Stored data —
━━━━━━━━━━━━━━━━━━━━━━━━━━━━━━

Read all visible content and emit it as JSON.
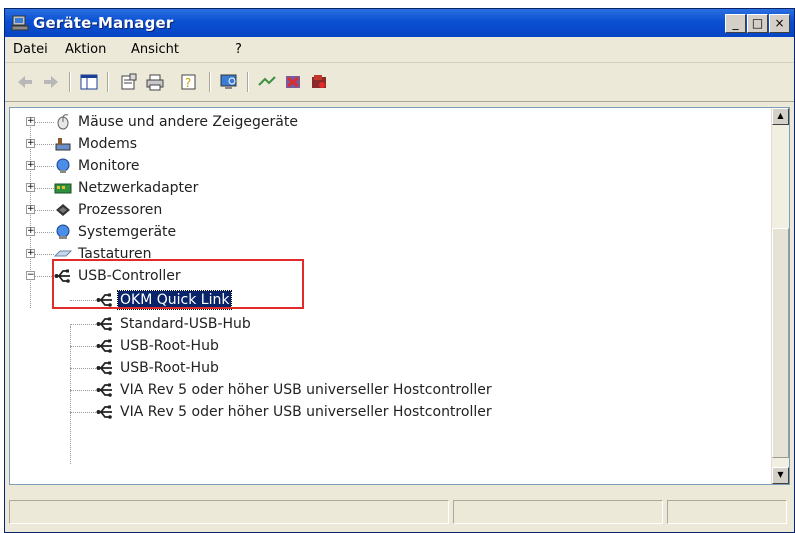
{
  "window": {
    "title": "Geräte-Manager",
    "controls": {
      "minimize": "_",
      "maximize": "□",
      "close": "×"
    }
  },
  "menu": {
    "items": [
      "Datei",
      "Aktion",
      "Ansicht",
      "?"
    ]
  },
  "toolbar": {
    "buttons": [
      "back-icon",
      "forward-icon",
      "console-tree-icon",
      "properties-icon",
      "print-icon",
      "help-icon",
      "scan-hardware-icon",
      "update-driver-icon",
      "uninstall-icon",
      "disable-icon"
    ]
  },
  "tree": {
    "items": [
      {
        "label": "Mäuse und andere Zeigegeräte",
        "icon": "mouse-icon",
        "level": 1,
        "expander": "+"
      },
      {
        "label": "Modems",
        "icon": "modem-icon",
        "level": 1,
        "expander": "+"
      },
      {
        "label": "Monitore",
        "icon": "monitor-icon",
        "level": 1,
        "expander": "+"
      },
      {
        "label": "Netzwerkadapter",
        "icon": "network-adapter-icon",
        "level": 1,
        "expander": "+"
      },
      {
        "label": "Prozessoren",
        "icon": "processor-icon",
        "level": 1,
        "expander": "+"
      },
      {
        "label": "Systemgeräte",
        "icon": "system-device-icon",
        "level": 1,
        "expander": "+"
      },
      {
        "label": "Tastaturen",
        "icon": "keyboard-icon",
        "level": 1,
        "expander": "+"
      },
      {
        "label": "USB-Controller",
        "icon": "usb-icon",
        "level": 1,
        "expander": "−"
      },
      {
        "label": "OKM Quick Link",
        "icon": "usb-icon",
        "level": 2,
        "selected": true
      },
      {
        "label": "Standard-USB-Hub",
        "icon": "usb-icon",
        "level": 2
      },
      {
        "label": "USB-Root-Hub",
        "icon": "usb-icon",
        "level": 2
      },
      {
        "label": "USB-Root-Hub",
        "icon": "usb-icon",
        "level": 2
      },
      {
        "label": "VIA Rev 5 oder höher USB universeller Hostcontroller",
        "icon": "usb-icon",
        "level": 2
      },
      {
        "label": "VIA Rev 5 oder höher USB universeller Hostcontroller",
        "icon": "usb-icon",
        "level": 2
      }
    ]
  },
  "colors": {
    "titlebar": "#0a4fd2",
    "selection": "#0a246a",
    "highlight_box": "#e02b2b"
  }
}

━━━━━━━━━━━━━━━━━━━━━━━━━━━━━━

What the task requires — Copy the material above in full and exactly, skipping pictures.

Answer to the exercise —
Read all visible content and emit it as JSON.
{
  "window": {
    "title": "Geräte-Manager",
    "controls": {
      "minimize": "_",
      "maximize": "□",
      "close": "×"
    }
  },
  "menu": {
    "items": [
      "Datei",
      "Aktion",
      "Ansicht",
      "?"
    ]
  },
  "toolbar": {
    "buttons": [
      "back-icon",
      "forward-icon",
      "console-tree-icon",
      "properties-icon",
      "print-icon",
      "help-icon",
      "scan-hardware-icon",
      "update-driver-icon",
      "uninstall-icon",
      "disable-icon"
    ]
  },
  "tree": {
    "items": [
      {
        "label": "Mäuse und andere Zeigegeräte",
        "icon": "mouse-icon",
        "level": 1,
        "expander": "+"
      },
      {
        "label": "Modems",
        "icon": "modem-icon",
        "level": 1,
        "expander": "+"
      },
      {
        "label": "Monitore",
        "icon": "monitor-icon",
        "level": 1,
        "expander": "+"
      },
      {
        "label": "Netzwerkadapter",
        "icon": "network-adapter-icon",
        "level": 1,
        "expander": "+"
      },
      {
        "label": "Prozessoren",
        "icon": "processor-icon",
        "level": 1,
        "expander": "+"
      },
      {
        "label": "Systemgeräte",
        "icon": "system-device-icon",
        "level": 1,
        "expander": "+"
      },
      {
        "label": "Tastaturen",
        "icon": "keyboard-icon",
        "level": 1,
        "expander": "+"
      },
      {
        "label": "USB-Controller",
        "icon": "usb-icon",
        "level": 1,
        "expander": "−"
      },
      {
        "label": "OKM Quick Link",
        "icon": "usb-icon",
        "level": 2,
        "selected": true
      },
      {
        "label": "Standard-USB-Hub",
        "icon": "usb-icon",
        "level": 2
      },
      {
        "label": "USB-Root-Hub",
        "icon": "usb-icon",
        "level": 2
      },
      {
        "label": "USB-Root-Hub",
        "icon": "usb-icon",
        "level": 2
      },
      {
        "label": "VIA Rev 5 oder höher USB universeller Hostcontroller",
        "icon": "usb-icon",
        "level": 2
      },
      {
        "label": "VIA Rev 5 oder höher USB universeller Hostcontroller",
        "icon": "usb-icon",
        "level": 2
      }
    ]
  },
  "colors": {
    "titlebar": "#0a4fd2",
    "selection": "#0a246a",
    "highlight_box": "#e02b2b"
  }
}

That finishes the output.